TASK:
Type out the complete listing below word for word, without its pictures.

RECORDS SUPPLIED:
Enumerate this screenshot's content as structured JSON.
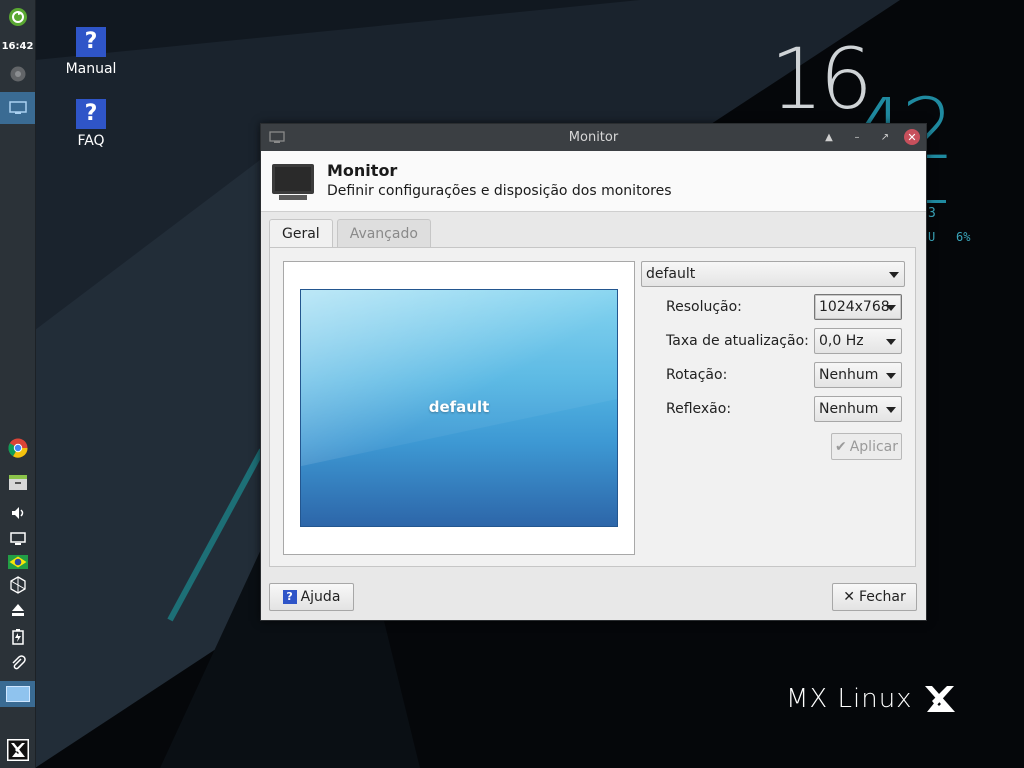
{
  "desktop": {
    "icons": [
      {
        "label": "Manual",
        "icon": "help-icon"
      },
      {
        "label": "FAQ",
        "icon": "help-icon"
      }
    ],
    "conky": {
      "hours": "16",
      "minutes": "42",
      "small_value": "3",
      "cpu_label": "U",
      "cpu_percent": "6%"
    },
    "logo_text": "MX Linux"
  },
  "panel": {
    "clock": "16:42",
    "items": [
      "updater-icon",
      "chrome-icon",
      "window-button",
      "chrome-icon",
      "file-manager-icon",
      "volume-icon",
      "display-icon",
      "brazil-flag-icon",
      "network-icon",
      "eject-icon",
      "battery-icon",
      "clipboard-icon",
      "workspace-pager",
      "mx-menu-icon"
    ]
  },
  "window": {
    "title": "Monitor",
    "header": {
      "title": "Monitor",
      "subtitle": "Definir configurações e disposição dos monitores"
    },
    "tabs": [
      {
        "label": "Geral",
        "active": true
      },
      {
        "label": "Avançado",
        "active": false
      }
    ],
    "preview_label": "default",
    "output_select": "default",
    "fields": [
      {
        "label": "Resolução:",
        "value": "1024x768"
      },
      {
        "label": "Taxa de atualização:",
        "value": "0,0 Hz"
      },
      {
        "label": "Rotação:",
        "value": "Nenhum"
      },
      {
        "label": "Reflexão:",
        "value": "Nenhum"
      }
    ],
    "apply_label": "Aplicar",
    "help_label": "Ajuda",
    "close_label": "Fechar"
  },
  "colors": {
    "accent": "#1f8aa0",
    "close_button": "#c7505c",
    "help_blue": "#2f55c8"
  }
}
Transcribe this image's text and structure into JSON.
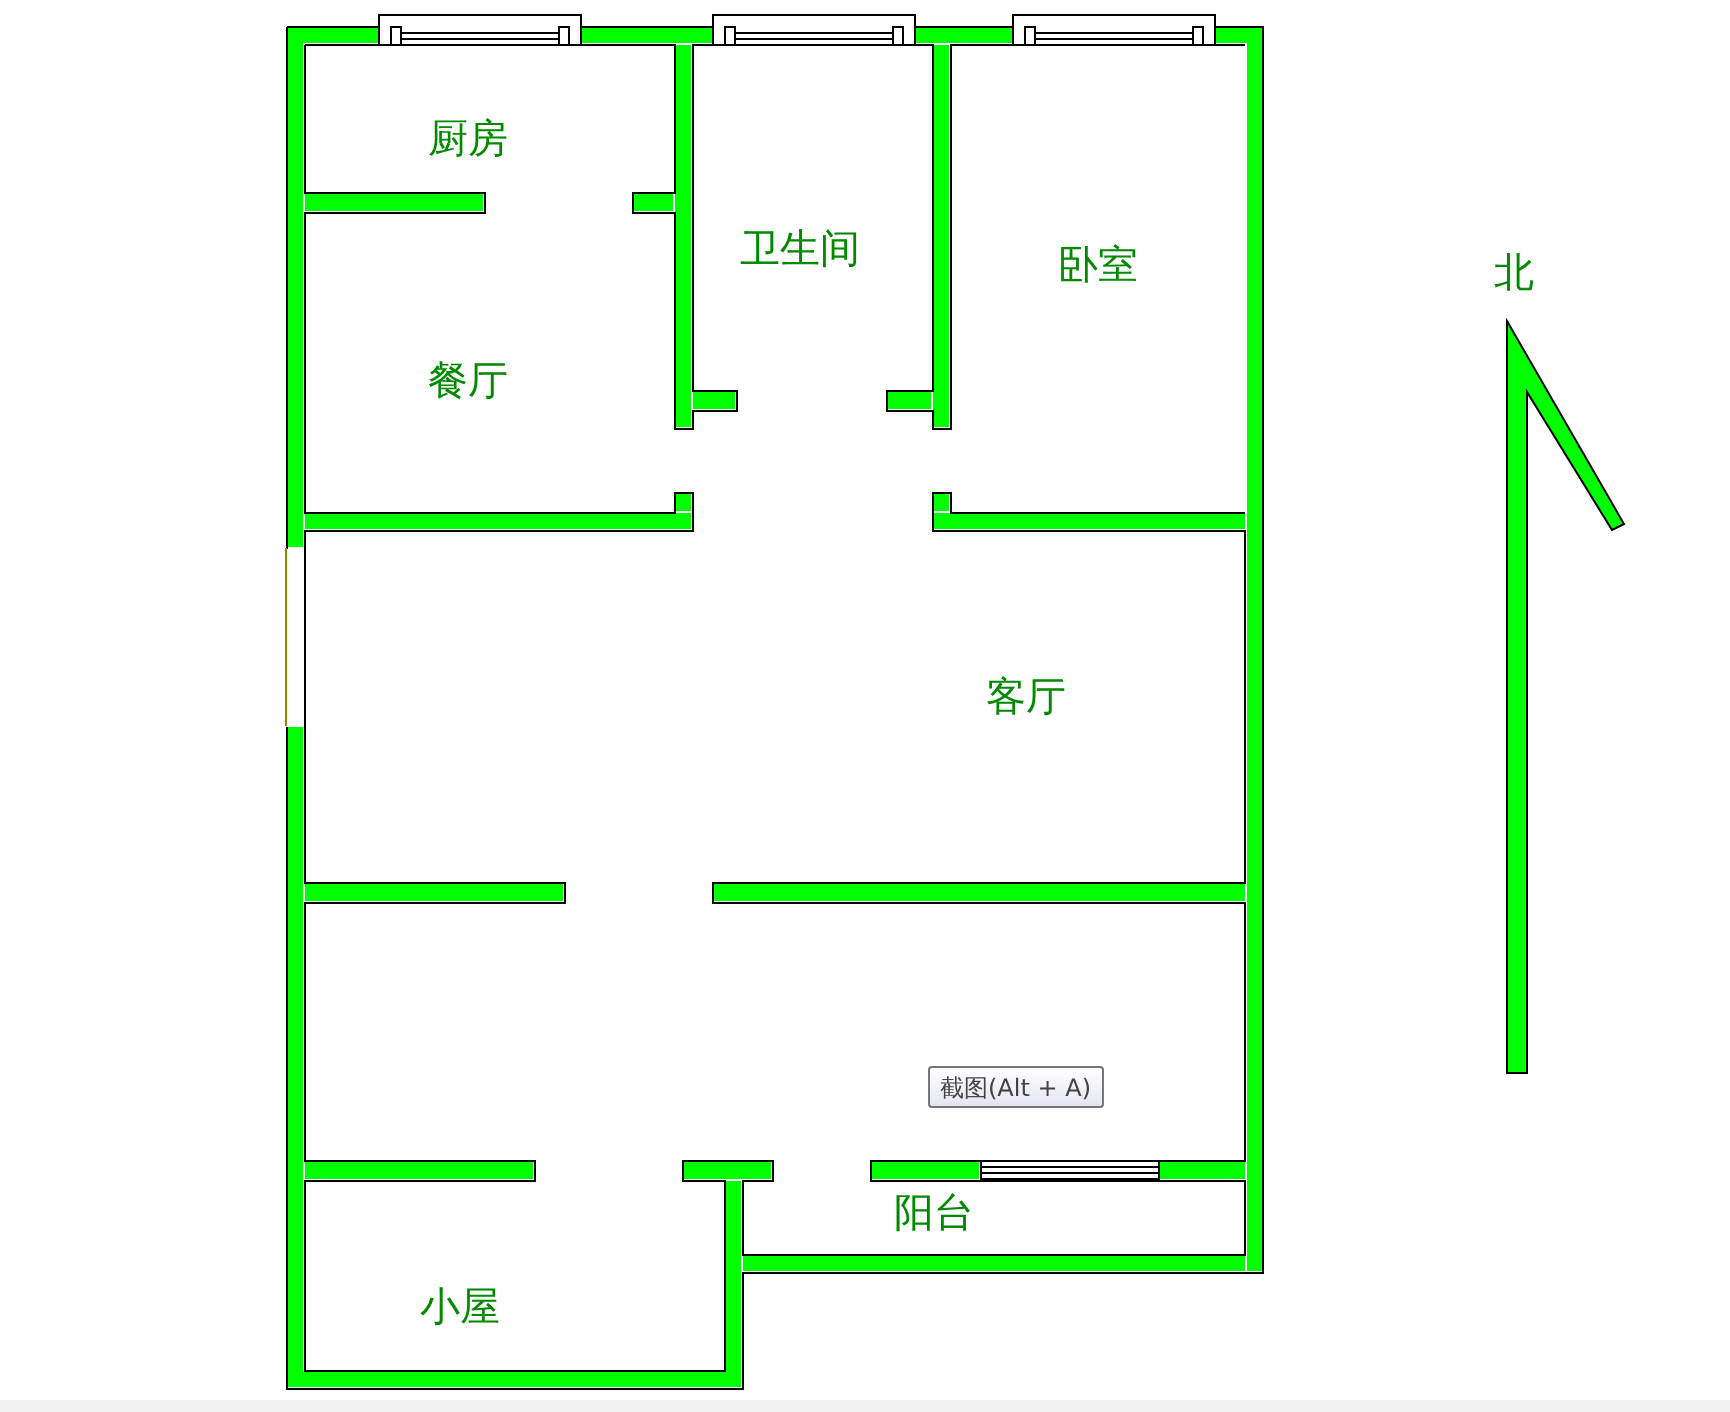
{
  "rooms": [
    {
      "label": "厨房"
    },
    {
      "label": "餐厅"
    },
    {
      "label": "卫生间"
    },
    {
      "label": "卧室"
    },
    {
      "label": "客厅"
    },
    {
      "label": "阳台"
    },
    {
      "label": "小屋"
    }
  ],
  "compass": {
    "label": "北"
  },
  "tooltip": {
    "text": "截图(Alt + A)"
  }
}
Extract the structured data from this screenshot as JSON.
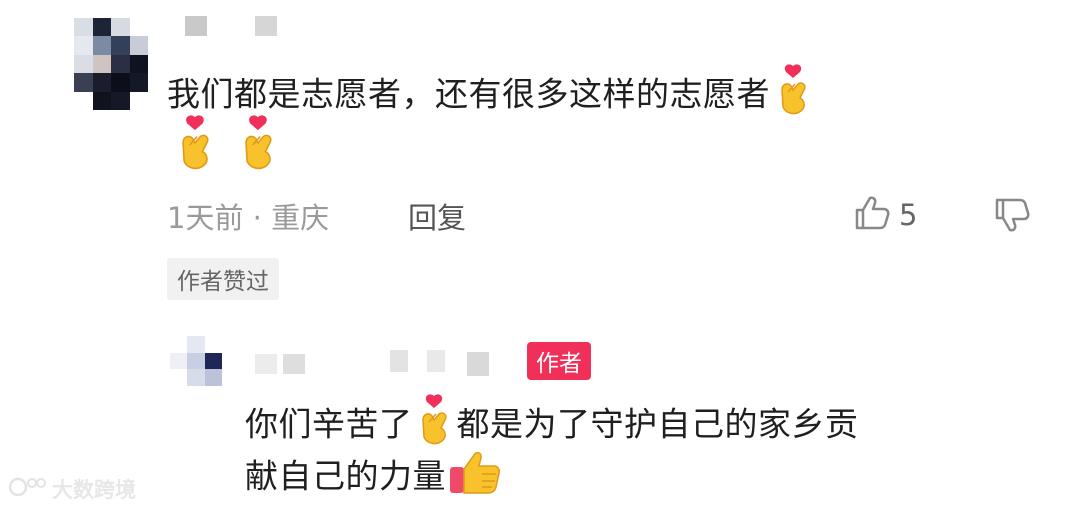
{
  "comment": {
    "text_line1": "我们都是志愿者，还有很多这样的志愿者",
    "time_location": "1天前 · 重庆",
    "reply_label": "回复",
    "like_count": "5",
    "author_liked_badge": "作者赞过",
    "emojis": [
      "finger-heart",
      "finger-heart",
      "finger-heart"
    ]
  },
  "reply": {
    "author_badge": "作者",
    "text_line1_a": "你们辛苦了",
    "text_line1_b": "都是为了守护自己的家乡贡",
    "text_line2": "献自己的力量",
    "emojis": [
      "finger-heart",
      "thumbs-up"
    ]
  },
  "watermark": {
    "text": "大数跨境"
  },
  "colors": {
    "accent": "#f1305a",
    "meta": "#9a9a9a"
  }
}
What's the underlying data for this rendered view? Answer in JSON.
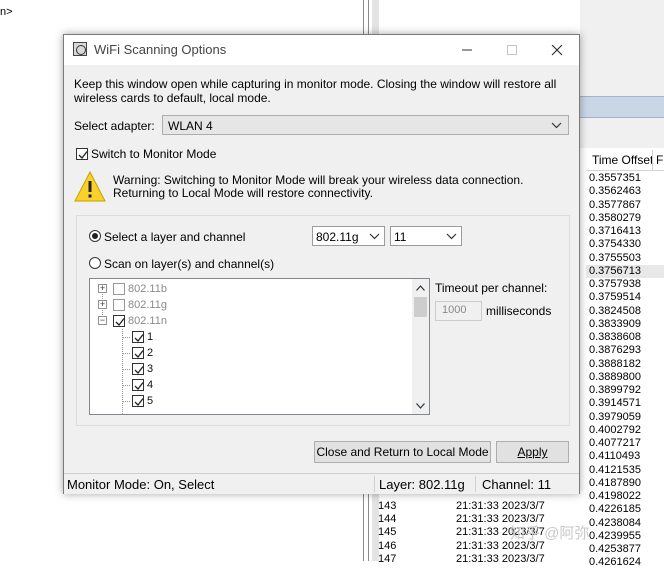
{
  "background": {
    "left_text": "n>",
    "column_header": "Time Offset",
    "column_header_next": "F",
    "time_offsets": [
      "0.3557351",
      "0.3562463",
      "0.3577867",
      "0.3580279",
      "0.3716413",
      "0.3754330",
      "0.3755503",
      "0.3756713",
      "0.3757938",
      "0.3759514",
      "0.3824508",
      "0.3833909",
      "0.3838608",
      "0.3876293",
      "0.3888182",
      "0.3889800",
      "0.3899792",
      "0.3914571",
      "0.3979059",
      "0.4002792",
      "0.4077217",
      "0.4110493",
      "0.4121535",
      "0.4187890",
      "0.4198022",
      "0.4226185",
      "0.4238084",
      "0.4239955",
      "0.4253877",
      "0.4261624"
    ],
    "rows": [
      {
        "num": "143",
        "time": "21:31:33 2023/3/7"
      },
      {
        "num": "144",
        "time": "21:31:33 2023/3/7"
      },
      {
        "num": "145",
        "time": "21:31:33 2023/3/7"
      },
      {
        "num": "146",
        "time": "21:31:33 2023/3/7"
      },
      {
        "num": "147",
        "time": "21:31:33 2023/3/7"
      }
    ],
    "watermark": "知乎 @阿弥"
  },
  "dialog": {
    "title": "WiFi Scanning Options",
    "intro": "Keep this window open while capturing in monitor mode. Closing the window will restore all wireless cards to default, local mode.",
    "adapter_label": "Select adapter:",
    "adapter_value": "WLAN 4",
    "monitor_mode_label": "Switch to Monitor Mode",
    "monitor_mode_checked": true,
    "warning": "Warning: Switching to Monitor Mode will break your wireless data connection. Returning to Local Mode will restore connectivity.",
    "radio_select_layer": "Select a layer and channel",
    "radio_scan": "Scan on layer(s) and channel(s)",
    "layer_value": "802.11g",
    "channel_value": "11",
    "tree": {
      "layers": [
        "802.11b",
        "802.11g",
        "802.11n"
      ],
      "channels": [
        "1",
        "2",
        "3",
        "4",
        "5"
      ]
    },
    "timeout_label": "Timeout per channel:",
    "timeout_value": "1000",
    "timeout_unit": "milliseconds",
    "btn_close": "Close and Return to Local Mode",
    "btn_apply": "Apply",
    "status": {
      "monitor": "Monitor Mode: On, Select",
      "layer": "Layer: 802.11g",
      "channel": "Channel: 11"
    }
  }
}
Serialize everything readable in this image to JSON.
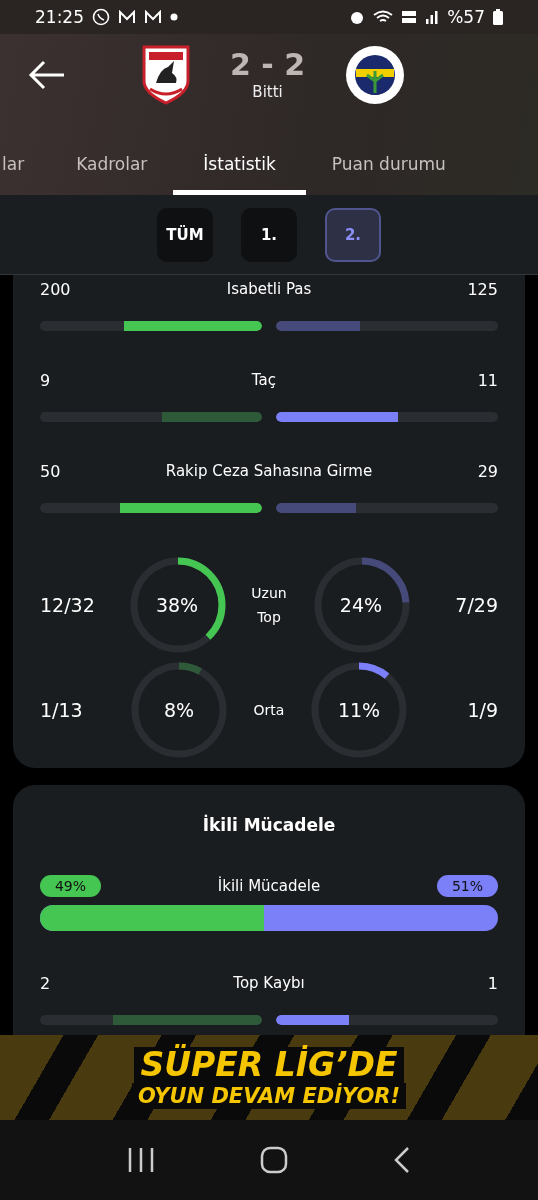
{
  "status_bar": {
    "time": "21:25",
    "battery": "%57"
  },
  "header": {
    "score": "2 - 2",
    "match_status": "Bitti"
  },
  "tabs": [
    {
      "label": "lar",
      "selected": false
    },
    {
      "label": "Kadrolar",
      "selected": false
    },
    {
      "label": "İstatistik",
      "selected": true
    },
    {
      "label": "Puan durumu",
      "selected": false
    }
  ],
  "periods": [
    {
      "label": "TÜM",
      "selected": false
    },
    {
      "label": "1.",
      "selected": false
    },
    {
      "label": "2.",
      "selected": true
    }
  ],
  "stats": [
    {
      "label": "Isabetli Pas",
      "home": {
        "value": "200",
        "level": 0.62,
        "highlighted": true
      },
      "away": {
        "value": "125",
        "level": 0.38,
        "highlighted": false
      }
    },
    {
      "label": "Taç",
      "home": {
        "value": "9",
        "level": 0.45,
        "highlighted": false
      },
      "away": {
        "value": "11",
        "level": 0.55,
        "highlighted": true
      }
    },
    {
      "label": "Rakip Ceza Sahasına Girme",
      "home": {
        "value": "50",
        "level": 0.64,
        "highlighted": true
      },
      "away": {
        "value": "29",
        "level": 0.36,
        "highlighted": false
      }
    }
  ],
  "ring_stats": [
    {
      "label": "Uzun Top",
      "home": {
        "count": "12/32",
        "percent": "38%",
        "level": 0.38,
        "highlighted": true
      },
      "away": {
        "count": "7/29",
        "percent": "24%",
        "level": 0.24,
        "highlighted": false
      }
    },
    {
      "label": "Orta",
      "home": {
        "count": "1/13",
        "percent": "8%",
        "level": 0.08,
        "highlighted": false
      },
      "away": {
        "count": "1/9",
        "percent": "11%",
        "level": 0.11,
        "highlighted": true
      }
    }
  ],
  "duels": {
    "title": "İkili Mücadele",
    "label": "İkili Mücadele",
    "home_percent": "49%",
    "away_percent": "51%",
    "level": 0.49,
    "stats": [
      {
        "label": "Top Kaybı",
        "home": {
          "value": "2",
          "level": 0.67,
          "highlighted": false
        },
        "away": {
          "value": "1",
          "level": 0.33,
          "highlighted": true
        }
      }
    ]
  },
  "banner": {
    "line_1": "SÜPER LİG’DE",
    "line_2": "OYUN DEVAM EDİYOR!"
  }
}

ANSWER TO THE EXERCISE:
Enumerate this screenshot's content as structured JSON.
{
  "desktop": {
    "icons": [
      {
        "label": "Manual",
        "icon": "help-icon"
      },
      {
        "label": "FAQ",
        "icon": "help-icon"
      }
    ],
    "conky": {
      "hours": "16",
      "minutes": "42",
      "small_value": "3",
      "cpu_label": "U",
      "cpu_percent": "6%"
    },
    "logo_text": "MX Linux"
  },
  "panel": {
    "clock": "16:42",
    "items": [
      "updater-icon",
      "chrome-icon",
      "window-button",
      "chrome-icon",
      "file-manager-icon",
      "volume-icon",
      "display-icon",
      "brazil-flag-icon",
      "network-icon",
      "eject-icon",
      "battery-icon",
      "clipboard-icon",
      "workspace-pager",
      "mx-menu-icon"
    ]
  },
  "window": {
    "title": "Monitor",
    "header": {
      "title": "Monitor",
      "subtitle": "Definir configurações e disposição dos monitores"
    },
    "tabs": [
      {
        "label": "Geral",
        "active": true
      },
      {
        "label": "Avançado",
        "active": false
      }
    ],
    "preview_label": "default",
    "output_select": "default",
    "fields": [
      {
        "label": "Resolução:",
        "value": "1024x768"
      },
      {
        "label": "Taxa de atualização:",
        "value": "0,0 Hz"
      },
      {
        "label": "Rotação:",
        "value": "Nenhum"
      },
      {
        "label": "Reflexão:",
        "value": "Nenhum"
      }
    ],
    "apply_label": "Aplicar",
    "help_label": "Ajuda",
    "close_label": "Fechar"
  },
  "colors": {
    "accent": "#1f8aa0",
    "close_button": "#c7505c",
    "help_blue": "#2f55c8"
  }
}
Transcribe this image's text and structure into JSON.
{
  "rooms": [
    {
      "label": "厨房"
    },
    {
      "label": "餐厅"
    },
    {
      "label": "卫生间"
    },
    {
      "label": "卧室"
    },
    {
      "label": "客厅"
    },
    {
      "label": "阳台"
    },
    {
      "label": "小屋"
    }
  ],
  "compass": {
    "label": "北"
  },
  "tooltip": {
    "text": "截图(Alt + A)"
  }
}
Extract the structured data from this screenshot as JSON.
{
  "comment": {
    "text_line1": "我们都是志愿者，还有很多这样的志愿者",
    "time_location": "1天前 · 重庆",
    "reply_label": "回复",
    "like_count": "5",
    "author_liked_badge": "作者赞过",
    "emojis": [
      "finger-heart",
      "finger-heart",
      "finger-heart"
    ]
  },
  "reply": {
    "author_badge": "作者",
    "text_line1_a": "你们辛苦了",
    "text_line1_b": "都是为了守护自己的家乡贡",
    "text_line2": "献自己的力量",
    "emojis": [
      "finger-heart",
      "thumbs-up"
    ]
  },
  "watermark": {
    "text": "大数跨境"
  },
  "colors": {
    "accent": "#f1305a",
    "meta": "#9a9a9a"
  }
}
What's the underlying data for this rendered view? Answer in JSON.
{
  "background": {
    "left_text": "n>",
    "column_header": "Time Offset",
    "column_header_next": "F",
    "time_offsets": [
      "0.3557351",
      "0.3562463",
      "0.3577867",
      "0.3580279",
      "0.3716413",
      "0.3754330",
      "0.3755503",
      "0.3756713",
      "0.3757938",
      "0.3759514",
      "0.3824508",
      "0.3833909",
      "0.3838608",
      "0.3876293",
      "0.3888182",
      "0.3889800",
      "0.3899792",
      "0.3914571",
      "0.3979059",
      "0.4002792",
      "0.4077217",
      "0.4110493",
      "0.4121535",
      "0.4187890",
      "0.4198022",
      "0.4226185",
      "0.4238084",
      "0.4239955",
      "0.4253877",
      "0.4261624"
    ],
    "rows": [
      {
        "num": "143",
        "time": "21:31:33 2023/3/7"
      },
      {
        "num": "144",
        "time": "21:31:33 2023/3/7"
      },
      {
        "num": "145",
        "time": "21:31:33 2023/3/7"
      },
      {
        "num": "146",
        "time": "21:31:33 2023/3/7"
      },
      {
        "num": "147",
        "time": "21:31:33 2023/3/7"
      }
    ],
    "watermark": "知乎 @阿弥"
  },
  "dialog": {
    "title": "WiFi Scanning Options",
    "intro": "Keep this window open while capturing in monitor mode. Closing the window will restore all wireless cards to default, local mode.",
    "adapter_label": "Select adapter:",
    "adapter_value": "WLAN 4",
    "monitor_mode_label": "Switch to Monitor Mode",
    "monitor_mode_checked": true,
    "warning": "Warning: Switching to Monitor Mode will break your wireless data connection. Returning to Local Mode will restore connectivity.",
    "radio_select_layer": "Select a layer and channel",
    "radio_scan": "Scan on layer(s) and channel(s)",
    "layer_value": "802.11g",
    "channel_value": "11",
    "tree": {
      "layers": [
        "802.11b",
        "802.11g",
        "802.11n"
      ],
      "channels": [
        "1",
        "2",
        "3",
        "4",
        "5"
      ]
    },
    "timeout_label": "Timeout per channel:",
    "timeout_value": "1000",
    "timeout_unit": "milliseconds",
    "btn_close": "Close and Return to Local Mode",
    "btn_apply": "Apply",
    "status": {
      "monitor": "Monitor Mode: On, Select",
      "layer": "Layer: 802.11g",
      "channel": "Channel: 11"
    }
  }
}
Serialize everything readable in this image to JSON.
{
  "status_bar": {
    "time": "21:25",
    "battery": "%57"
  },
  "header": {
    "score": "2 - 2",
    "match_status": "Bitti"
  },
  "tabs": [
    {
      "label": "lar",
      "selected": false
    },
    {
      "label": "Kadrolar",
      "selected": false
    },
    {
      "label": "İstatistik",
      "selected": true
    },
    {
      "label": "Puan durumu",
      "selected": false
    }
  ],
  "periods": [
    {
      "label": "TÜM",
      "selected": false
    },
    {
      "label": "1.",
      "selected": false
    },
    {
      "label": "2.",
      "selected": true
    }
  ],
  "stats": [
    {
      "label": "Isabetli Pas",
      "home": {
        "value": "200",
        "level": 0.62,
        "highlighted": true
      },
      "away": {
        "value": "125",
        "level": 0.38,
        "highlighted": false
      }
    },
    {
      "label": "Taç",
      "home": {
        "value": "9",
        "level": 0.45,
        "highlighted": false
      },
      "away": {
        "value": "11",
        "level": 0.55,
        "highlighted": true
      }
    },
    {
      "label": "Rakip Ceza Sahasına Girme",
      "home": {
        "value": "50",
        "level": 0.64,
        "highlighted": true
      },
      "away": {
        "value": "29",
        "level": 0.36,
        "highlighted": false
      }
    }
  ],
  "ring_stats": [
    {
      "label": "Uzun Top",
      "home": {
        "count": "12/32",
        "percent": "38%",
        "level": 0.38,
        "highlighted": true
      },
      "away": {
        "count": "7/29",
        "percent": "24%",
        "level": 0.24,
        "highlighted": false
      }
    },
    {
      "label": "Orta",
      "home": {
        "count": "1/13",
        "percent": "8%",
        "level": 0.08,
        "highlighted": false
      },
      "away": {
        "count": "1/9",
        "percent": "11%",
        "level": 0.11,
        "highlighted": true
      }
    }
  ],
  "duels": {
    "title": "İkili Mücadele",
    "label": "İkili Mücadele",
    "home_percent": "49%",
    "away_percent": "51%",
    "level": 0.49,
    "stats": [
      {
        "label": "Top Kaybı",
        "home": {
          "value": "2",
          "level": 0.67,
          "highlighted": false
        },
        "away": {
          "value": "1",
          "level": 0.33,
          "highlighted": true
        }
      }
    ]
  },
  "banner": {
    "line_1": "SÜPER LİG’DE",
    "line_2": "OYUN DEVAM EDİYOR!"
  }
}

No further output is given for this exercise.